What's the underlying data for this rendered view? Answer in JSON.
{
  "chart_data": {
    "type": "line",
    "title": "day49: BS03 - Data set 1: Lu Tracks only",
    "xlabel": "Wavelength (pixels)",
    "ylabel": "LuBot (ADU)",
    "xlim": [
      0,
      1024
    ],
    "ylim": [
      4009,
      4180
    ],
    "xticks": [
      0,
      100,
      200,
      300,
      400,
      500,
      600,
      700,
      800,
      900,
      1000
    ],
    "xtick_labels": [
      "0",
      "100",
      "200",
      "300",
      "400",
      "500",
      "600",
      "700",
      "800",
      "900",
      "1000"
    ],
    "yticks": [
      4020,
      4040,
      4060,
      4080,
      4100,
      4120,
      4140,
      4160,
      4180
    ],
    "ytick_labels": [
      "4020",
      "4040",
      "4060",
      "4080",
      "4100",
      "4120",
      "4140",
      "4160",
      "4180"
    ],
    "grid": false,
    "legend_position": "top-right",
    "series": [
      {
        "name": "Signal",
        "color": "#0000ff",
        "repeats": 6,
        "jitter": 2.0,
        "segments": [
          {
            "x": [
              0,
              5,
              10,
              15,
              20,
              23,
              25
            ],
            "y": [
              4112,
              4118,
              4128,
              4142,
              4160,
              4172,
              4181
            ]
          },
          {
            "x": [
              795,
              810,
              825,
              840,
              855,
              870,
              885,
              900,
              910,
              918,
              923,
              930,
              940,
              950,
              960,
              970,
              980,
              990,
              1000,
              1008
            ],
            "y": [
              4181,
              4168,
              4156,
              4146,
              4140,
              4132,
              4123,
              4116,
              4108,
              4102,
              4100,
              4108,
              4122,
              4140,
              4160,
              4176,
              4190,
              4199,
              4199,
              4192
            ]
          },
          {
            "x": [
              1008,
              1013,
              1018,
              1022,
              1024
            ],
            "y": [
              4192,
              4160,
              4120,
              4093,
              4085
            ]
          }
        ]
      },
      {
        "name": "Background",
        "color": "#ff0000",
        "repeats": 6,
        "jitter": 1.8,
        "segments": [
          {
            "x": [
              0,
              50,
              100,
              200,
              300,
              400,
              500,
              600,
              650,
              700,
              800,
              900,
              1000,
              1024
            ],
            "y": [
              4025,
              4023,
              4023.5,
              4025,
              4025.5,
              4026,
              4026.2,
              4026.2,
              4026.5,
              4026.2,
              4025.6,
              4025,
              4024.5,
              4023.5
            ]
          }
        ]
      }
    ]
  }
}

....

**GIVEN TASK**
Would you copy out each line exactly as written?

**COMPLETE RESPONSE**
What's the underlying data for this rendered view? Answer in JSON.
{
  "chart_data": {
    "type": "line",
    "title": "day49: BS03 - Data set 1: Lu Tracks only",
    "xlabel": "Wavelength (pixels)",
    "ylabel": "LuBot (ADU)",
    "xlim": [
      0,
      1024
    ],
    "ylim": [
      4009,
      4180
    ],
    "xticks": [
      0,
      100,
      200,
      300,
      400,
      500,
      600,
      700,
      800,
      900,
      1000
    ],
    "xtick_labels": [
      "0",
      "100",
      "200",
      "300",
      "400",
      "500",
      "600",
      "700",
      "800",
      "900",
      "1000"
    ],
    "yticks": [
      4020,
      4040,
      4060,
      4080,
      4100,
      4120,
      4140,
      4160,
      4180
    ],
    "ytick_labels": [
      "4020",
      "4040",
      "4060",
      "4080",
      "4100",
      "4120",
      "4140",
      "4160",
      "4180"
    ],
    "grid": false,
    "legend_position": "top-right",
    "series": [
      {
        "name": "Signal",
        "color": "#0000ff",
        "repeats": 6,
        "jitter": 2.0,
        "segments": [
          {
            "x": [
              0,
              5,
              10,
              15,
              20,
              23,
              25
            ],
            "y": [
              4112,
              4118,
              4128,
              4142,
              4160,
              4172,
              4181
            ]
          },
          {
            "x": [
              795,
              810,
              825,
              840,
              855,
              870,
              885,
              900,
              910,
              918,
              923,
              930,
              940,
              950,
              960,
              970,
              980,
              990,
              1000,
              1008
            ],
            "y": [
              4181,
              4168,
              4156,
              4146,
              4140,
              4132,
              4123,
              4116,
              4108,
              4102,
              4100,
              4108,
              4122,
              4140,
              4160,
              4176,
              4190,
              4199,
              4199,
              4192
            ]
          },
          {
            "x": [
              1008,
              1013,
              1018,
              1022,
              1024
            ],
            "y": [
              4192,
              4160,
              4120,
              4093,
              4085
            ]
          }
        ]
      },
      {
        "name": "Background",
        "color": "#ff0000",
        "repeats": 6,
        "jitter": 1.8,
        "segments": [
          {
            "x": [
              0,
              50,
              100,
              200,
              300,
              400,
              500,
              600,
              650,
              700,
              800,
              900,
              1000,
              1024
            ],
            "y": [
              4025,
              4023,
              4023.5,
              4025,
              4025.5,
              4026,
              4026.2,
              4026.2,
              4026.5,
              4026.2,
              4025.6,
              4025,
              4024.5,
              4023.5
            ]
          }
        ]
      }
    ]
  }
}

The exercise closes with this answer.